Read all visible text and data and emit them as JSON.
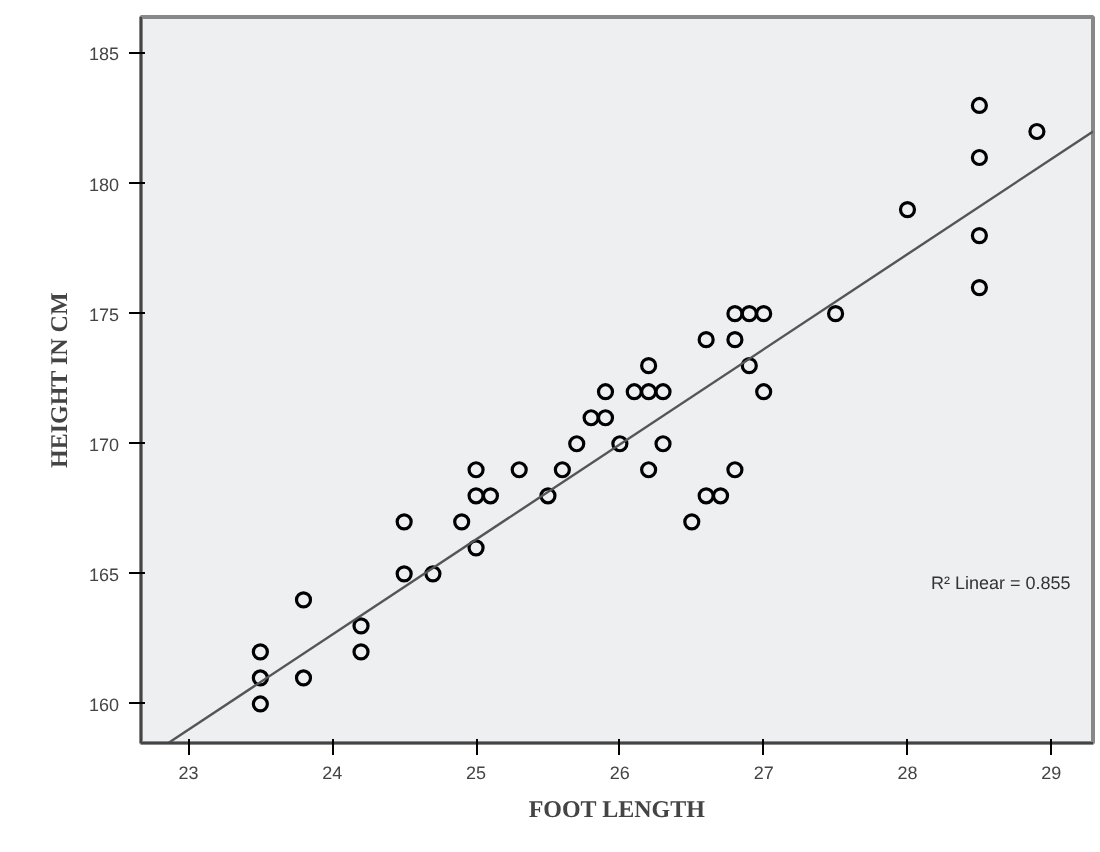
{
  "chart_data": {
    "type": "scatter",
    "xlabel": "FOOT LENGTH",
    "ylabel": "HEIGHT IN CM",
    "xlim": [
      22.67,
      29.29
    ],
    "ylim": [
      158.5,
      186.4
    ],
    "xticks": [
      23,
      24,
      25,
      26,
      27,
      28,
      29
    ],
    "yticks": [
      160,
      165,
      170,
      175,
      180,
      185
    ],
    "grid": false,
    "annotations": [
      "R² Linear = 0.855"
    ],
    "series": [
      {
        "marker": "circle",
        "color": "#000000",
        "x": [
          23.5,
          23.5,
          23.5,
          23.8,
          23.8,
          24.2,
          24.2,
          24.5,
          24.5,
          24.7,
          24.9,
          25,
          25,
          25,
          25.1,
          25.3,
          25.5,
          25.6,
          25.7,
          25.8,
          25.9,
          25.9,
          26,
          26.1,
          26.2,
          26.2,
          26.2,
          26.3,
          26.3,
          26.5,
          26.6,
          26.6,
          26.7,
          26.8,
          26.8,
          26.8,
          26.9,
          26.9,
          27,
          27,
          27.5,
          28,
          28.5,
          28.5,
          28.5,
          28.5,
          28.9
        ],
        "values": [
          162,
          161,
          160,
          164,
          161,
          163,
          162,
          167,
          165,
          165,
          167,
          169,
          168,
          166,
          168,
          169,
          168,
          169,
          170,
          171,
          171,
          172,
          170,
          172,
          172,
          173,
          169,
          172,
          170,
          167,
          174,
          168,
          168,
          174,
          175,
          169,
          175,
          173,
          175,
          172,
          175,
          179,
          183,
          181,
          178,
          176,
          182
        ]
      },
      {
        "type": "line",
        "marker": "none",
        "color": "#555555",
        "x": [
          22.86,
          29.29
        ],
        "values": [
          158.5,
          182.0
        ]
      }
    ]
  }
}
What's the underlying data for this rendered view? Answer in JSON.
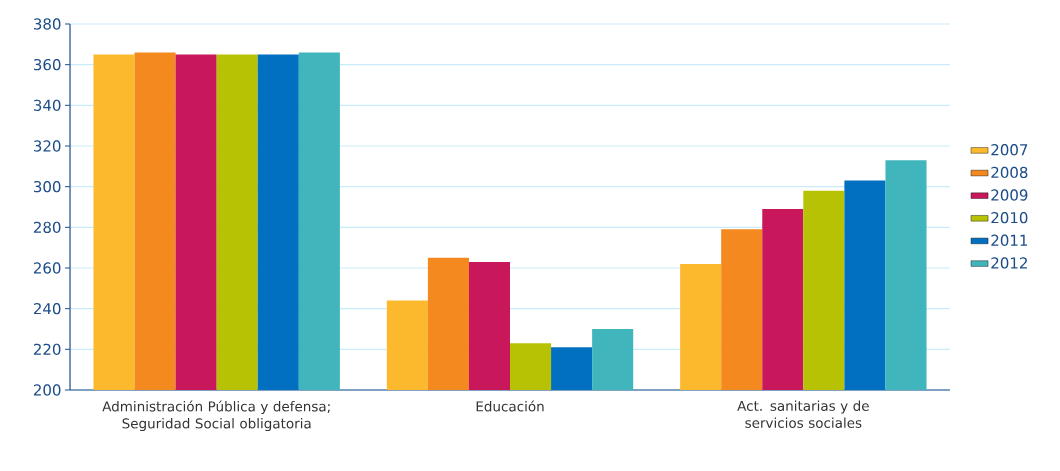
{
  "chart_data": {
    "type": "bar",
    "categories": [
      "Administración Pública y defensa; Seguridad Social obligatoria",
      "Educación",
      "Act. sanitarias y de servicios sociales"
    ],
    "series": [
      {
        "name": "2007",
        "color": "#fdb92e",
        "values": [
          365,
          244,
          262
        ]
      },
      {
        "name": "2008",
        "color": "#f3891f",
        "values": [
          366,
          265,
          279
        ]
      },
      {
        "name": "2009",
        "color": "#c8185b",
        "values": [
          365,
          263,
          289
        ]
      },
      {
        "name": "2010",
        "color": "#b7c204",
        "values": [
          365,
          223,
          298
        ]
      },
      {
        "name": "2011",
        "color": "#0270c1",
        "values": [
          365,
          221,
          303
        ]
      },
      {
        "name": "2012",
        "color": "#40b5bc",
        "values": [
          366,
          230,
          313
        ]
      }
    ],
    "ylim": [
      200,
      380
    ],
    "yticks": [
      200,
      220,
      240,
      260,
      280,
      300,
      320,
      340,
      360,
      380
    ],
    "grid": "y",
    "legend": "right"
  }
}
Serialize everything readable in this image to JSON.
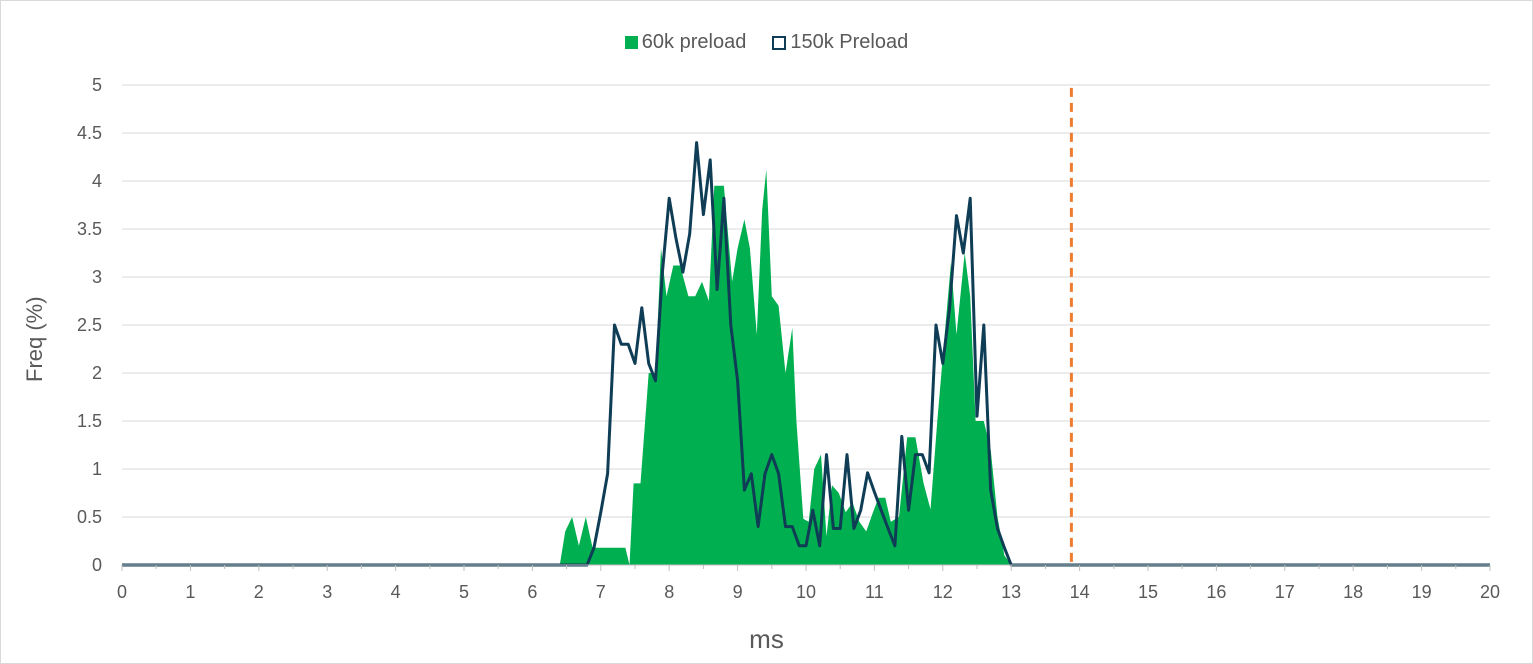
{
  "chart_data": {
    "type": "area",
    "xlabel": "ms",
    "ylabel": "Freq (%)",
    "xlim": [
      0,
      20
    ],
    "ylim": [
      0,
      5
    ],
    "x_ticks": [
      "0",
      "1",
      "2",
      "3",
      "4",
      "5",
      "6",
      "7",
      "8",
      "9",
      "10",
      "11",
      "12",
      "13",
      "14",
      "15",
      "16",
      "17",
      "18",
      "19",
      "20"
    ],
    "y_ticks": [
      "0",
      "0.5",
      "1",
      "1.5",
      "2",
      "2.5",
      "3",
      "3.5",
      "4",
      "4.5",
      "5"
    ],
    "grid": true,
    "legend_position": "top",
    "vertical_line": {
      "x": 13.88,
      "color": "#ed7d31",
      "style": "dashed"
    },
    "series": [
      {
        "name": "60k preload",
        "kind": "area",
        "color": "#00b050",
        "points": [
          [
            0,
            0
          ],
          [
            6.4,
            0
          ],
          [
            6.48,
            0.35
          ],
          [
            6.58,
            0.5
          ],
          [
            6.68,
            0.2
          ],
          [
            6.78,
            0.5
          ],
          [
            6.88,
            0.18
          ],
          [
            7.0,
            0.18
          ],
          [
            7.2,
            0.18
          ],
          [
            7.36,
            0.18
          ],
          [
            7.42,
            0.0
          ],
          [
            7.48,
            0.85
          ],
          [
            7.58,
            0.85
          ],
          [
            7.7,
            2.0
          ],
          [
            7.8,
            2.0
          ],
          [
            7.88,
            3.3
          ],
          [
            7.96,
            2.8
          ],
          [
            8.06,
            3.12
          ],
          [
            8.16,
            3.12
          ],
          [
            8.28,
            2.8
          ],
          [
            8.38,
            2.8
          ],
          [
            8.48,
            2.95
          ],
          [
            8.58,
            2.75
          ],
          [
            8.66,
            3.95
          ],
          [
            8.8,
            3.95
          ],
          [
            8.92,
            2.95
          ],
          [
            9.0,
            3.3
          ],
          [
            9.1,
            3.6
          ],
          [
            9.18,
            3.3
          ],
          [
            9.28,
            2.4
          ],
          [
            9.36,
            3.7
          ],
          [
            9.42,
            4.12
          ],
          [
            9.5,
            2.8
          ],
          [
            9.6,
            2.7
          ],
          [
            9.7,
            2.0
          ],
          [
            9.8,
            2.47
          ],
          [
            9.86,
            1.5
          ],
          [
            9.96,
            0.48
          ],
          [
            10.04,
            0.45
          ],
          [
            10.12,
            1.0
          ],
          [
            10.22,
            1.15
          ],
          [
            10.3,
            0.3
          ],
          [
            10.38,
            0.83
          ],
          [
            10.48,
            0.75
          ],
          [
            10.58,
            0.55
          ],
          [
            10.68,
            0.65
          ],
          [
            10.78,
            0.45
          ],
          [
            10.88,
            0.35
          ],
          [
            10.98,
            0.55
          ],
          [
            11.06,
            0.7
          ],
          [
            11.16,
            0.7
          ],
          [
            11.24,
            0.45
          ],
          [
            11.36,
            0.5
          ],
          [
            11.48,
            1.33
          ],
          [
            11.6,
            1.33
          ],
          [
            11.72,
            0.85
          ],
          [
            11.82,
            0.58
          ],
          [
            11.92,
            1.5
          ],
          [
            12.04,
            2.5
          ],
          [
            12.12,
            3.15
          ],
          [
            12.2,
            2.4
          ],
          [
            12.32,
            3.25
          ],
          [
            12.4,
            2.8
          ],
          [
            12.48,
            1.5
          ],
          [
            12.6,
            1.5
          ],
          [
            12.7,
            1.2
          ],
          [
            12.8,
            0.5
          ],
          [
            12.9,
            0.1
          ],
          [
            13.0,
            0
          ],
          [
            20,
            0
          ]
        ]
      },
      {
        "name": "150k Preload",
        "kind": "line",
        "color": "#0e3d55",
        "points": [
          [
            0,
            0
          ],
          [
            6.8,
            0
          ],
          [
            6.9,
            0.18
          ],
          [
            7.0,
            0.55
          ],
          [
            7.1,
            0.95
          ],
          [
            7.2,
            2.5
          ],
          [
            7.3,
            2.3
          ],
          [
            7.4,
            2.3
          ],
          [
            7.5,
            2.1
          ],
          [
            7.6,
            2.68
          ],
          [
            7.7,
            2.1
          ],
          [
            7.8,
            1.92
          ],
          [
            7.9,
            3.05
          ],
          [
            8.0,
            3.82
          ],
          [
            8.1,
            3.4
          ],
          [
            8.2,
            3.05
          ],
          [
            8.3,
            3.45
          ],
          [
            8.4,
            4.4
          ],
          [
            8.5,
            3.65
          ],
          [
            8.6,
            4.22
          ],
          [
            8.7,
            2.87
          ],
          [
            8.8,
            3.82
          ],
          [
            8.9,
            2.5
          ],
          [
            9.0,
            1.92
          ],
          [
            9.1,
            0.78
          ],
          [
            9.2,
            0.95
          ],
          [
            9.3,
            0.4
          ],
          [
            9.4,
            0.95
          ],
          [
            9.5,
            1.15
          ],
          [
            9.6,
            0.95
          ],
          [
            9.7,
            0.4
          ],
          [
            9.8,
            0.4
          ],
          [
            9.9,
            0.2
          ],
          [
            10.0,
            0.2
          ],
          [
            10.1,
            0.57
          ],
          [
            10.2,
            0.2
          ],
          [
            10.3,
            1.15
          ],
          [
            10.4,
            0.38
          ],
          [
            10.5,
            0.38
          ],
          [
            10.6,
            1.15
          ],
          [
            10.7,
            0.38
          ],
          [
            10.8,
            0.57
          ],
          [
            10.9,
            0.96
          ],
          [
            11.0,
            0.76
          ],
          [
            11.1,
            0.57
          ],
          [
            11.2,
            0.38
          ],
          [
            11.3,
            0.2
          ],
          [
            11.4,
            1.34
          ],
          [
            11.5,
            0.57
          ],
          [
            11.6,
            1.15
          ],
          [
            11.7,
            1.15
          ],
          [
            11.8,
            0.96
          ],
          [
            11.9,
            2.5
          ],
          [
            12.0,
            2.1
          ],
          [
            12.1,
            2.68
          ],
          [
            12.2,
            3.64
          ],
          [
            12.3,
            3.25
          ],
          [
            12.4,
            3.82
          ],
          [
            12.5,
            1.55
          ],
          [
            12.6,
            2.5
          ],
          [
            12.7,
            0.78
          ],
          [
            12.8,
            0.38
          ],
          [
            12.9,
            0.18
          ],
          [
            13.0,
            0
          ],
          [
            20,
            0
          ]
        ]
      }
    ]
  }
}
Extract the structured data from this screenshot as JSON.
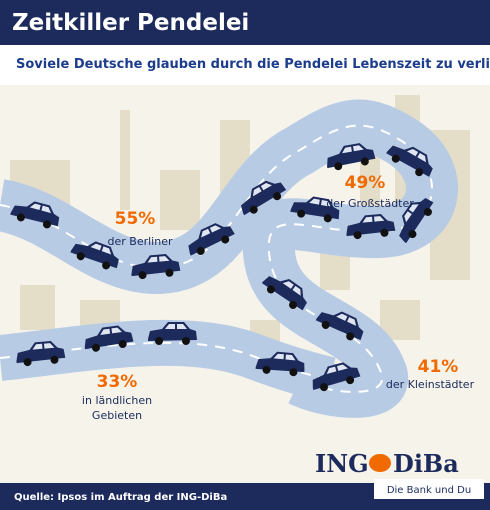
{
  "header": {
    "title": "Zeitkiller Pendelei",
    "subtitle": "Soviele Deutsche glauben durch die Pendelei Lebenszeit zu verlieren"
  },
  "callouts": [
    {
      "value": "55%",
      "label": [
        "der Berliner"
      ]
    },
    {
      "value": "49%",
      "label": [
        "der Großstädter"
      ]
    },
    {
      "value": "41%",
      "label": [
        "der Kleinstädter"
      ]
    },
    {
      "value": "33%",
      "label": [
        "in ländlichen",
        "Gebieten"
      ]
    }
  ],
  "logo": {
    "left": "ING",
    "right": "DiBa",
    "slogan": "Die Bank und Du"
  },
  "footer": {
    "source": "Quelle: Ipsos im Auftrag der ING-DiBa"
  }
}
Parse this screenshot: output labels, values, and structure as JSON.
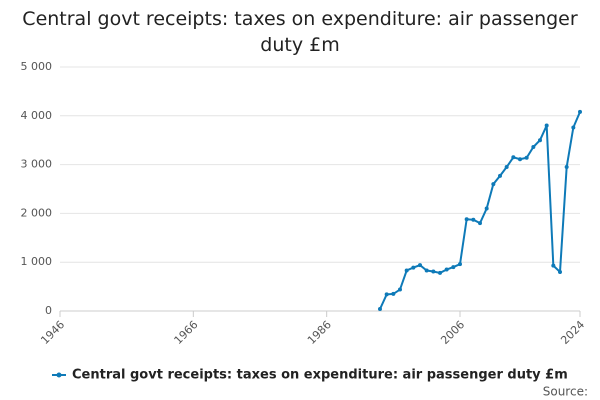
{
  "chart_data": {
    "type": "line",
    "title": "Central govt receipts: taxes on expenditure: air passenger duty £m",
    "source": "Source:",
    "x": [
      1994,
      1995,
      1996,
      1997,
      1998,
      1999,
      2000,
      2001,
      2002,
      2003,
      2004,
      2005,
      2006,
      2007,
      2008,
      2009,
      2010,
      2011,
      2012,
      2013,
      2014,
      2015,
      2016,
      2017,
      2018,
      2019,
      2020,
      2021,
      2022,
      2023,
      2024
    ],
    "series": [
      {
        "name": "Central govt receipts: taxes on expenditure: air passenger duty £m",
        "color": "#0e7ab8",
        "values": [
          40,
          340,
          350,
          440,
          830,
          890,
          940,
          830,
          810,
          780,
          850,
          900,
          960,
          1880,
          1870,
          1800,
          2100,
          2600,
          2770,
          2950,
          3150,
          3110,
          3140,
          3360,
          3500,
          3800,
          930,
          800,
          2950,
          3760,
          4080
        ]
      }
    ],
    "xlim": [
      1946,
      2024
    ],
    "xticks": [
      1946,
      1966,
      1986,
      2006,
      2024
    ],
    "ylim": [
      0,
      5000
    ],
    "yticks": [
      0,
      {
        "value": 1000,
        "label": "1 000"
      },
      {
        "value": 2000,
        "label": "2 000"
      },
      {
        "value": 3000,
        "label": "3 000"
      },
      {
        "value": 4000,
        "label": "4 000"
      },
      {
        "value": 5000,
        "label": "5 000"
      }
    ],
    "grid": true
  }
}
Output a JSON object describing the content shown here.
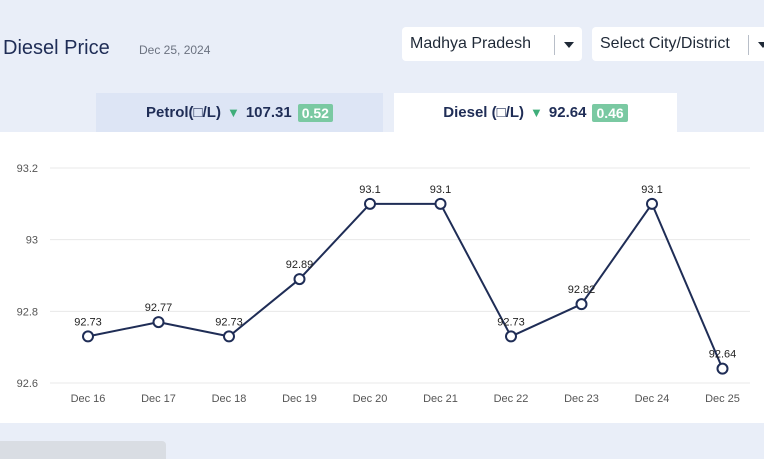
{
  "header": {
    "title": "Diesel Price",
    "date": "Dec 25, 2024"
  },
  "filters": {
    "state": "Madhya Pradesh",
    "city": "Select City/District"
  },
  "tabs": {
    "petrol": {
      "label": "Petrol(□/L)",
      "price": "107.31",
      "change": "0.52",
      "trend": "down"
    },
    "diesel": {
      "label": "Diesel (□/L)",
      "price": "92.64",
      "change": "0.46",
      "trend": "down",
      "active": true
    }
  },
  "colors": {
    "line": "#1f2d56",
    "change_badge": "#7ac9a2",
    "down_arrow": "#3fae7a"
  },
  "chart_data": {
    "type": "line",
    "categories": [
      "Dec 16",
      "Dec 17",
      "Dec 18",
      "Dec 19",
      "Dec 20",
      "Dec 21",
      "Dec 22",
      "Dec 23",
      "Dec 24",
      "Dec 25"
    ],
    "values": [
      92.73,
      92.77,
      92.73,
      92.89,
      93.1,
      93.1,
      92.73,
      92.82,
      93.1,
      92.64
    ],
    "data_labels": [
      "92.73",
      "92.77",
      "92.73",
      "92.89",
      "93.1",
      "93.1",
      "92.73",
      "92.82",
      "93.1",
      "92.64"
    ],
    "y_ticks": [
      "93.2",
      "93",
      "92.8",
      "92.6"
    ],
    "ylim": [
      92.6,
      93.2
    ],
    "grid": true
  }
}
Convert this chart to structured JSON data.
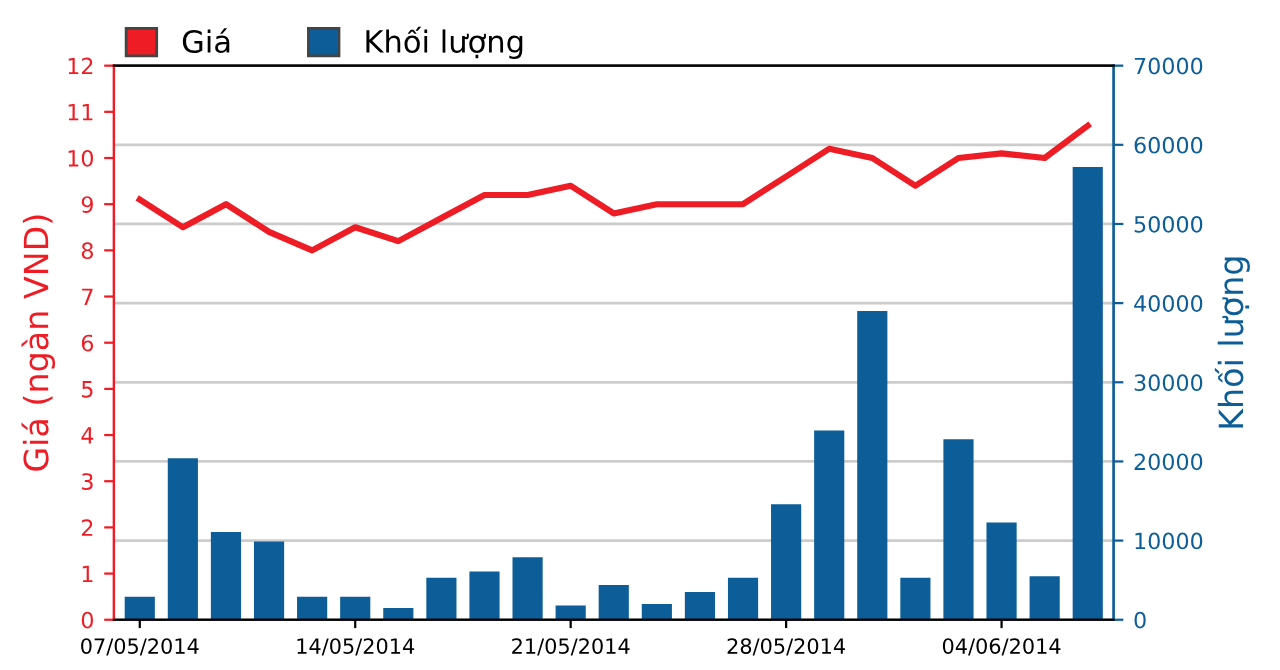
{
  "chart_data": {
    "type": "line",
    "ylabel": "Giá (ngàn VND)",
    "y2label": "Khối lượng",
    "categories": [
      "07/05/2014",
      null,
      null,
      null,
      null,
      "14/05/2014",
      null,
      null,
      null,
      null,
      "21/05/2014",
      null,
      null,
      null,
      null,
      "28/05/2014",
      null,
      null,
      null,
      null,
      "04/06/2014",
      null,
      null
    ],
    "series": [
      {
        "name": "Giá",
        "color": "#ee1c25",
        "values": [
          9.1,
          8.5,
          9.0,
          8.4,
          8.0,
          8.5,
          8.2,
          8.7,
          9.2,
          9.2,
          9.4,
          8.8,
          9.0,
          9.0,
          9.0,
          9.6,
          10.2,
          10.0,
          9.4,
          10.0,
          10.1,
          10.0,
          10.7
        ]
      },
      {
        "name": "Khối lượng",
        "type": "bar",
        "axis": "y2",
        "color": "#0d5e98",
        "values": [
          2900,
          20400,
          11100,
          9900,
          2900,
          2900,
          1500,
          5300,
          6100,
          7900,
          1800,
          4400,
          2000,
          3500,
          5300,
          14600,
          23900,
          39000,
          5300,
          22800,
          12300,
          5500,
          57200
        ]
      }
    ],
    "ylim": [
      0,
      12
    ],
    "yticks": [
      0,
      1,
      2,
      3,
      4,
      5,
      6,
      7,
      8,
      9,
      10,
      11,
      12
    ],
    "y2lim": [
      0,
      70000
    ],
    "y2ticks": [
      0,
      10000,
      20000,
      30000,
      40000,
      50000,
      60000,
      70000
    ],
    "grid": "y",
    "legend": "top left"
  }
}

# GOAL OF THE EXERCISE
From the listing above, copy all lines holding the word "source".

# THE RESPONSE
    "source": "Quelle: Ipsos im Auftrag der ING-DiBa"
    "source": "Source:",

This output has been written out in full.